╔══
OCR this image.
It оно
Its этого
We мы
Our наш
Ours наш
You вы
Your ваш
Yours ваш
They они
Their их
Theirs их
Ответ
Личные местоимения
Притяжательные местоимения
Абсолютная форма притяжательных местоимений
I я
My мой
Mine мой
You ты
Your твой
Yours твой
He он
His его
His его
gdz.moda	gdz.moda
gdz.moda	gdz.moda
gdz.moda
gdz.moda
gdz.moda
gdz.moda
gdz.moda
╚══
- **TASK PROMPT**
Please repeat the listing exactly, with nothing left out.

- **EXERCISE OUTPUT**
OCR this image.
It оно
Its этого
We мы
Our наш
Ours наш
You вы
Your ваш
Yours ваш
They они
Their их
Theirs их
Ответ
Личные местоимения
Притяжательные местоимения
Абсолютная форма притяжательных местоимений
I я
My мой
Mine мой
You ты
Your твой
Yours твой
He он
His его
His его
gdz.moda	gdz.moda
gdz.moda	gdz.moda
gdz.moda
gdz.moda
gdz.moda
gdz.moda
gdz.moda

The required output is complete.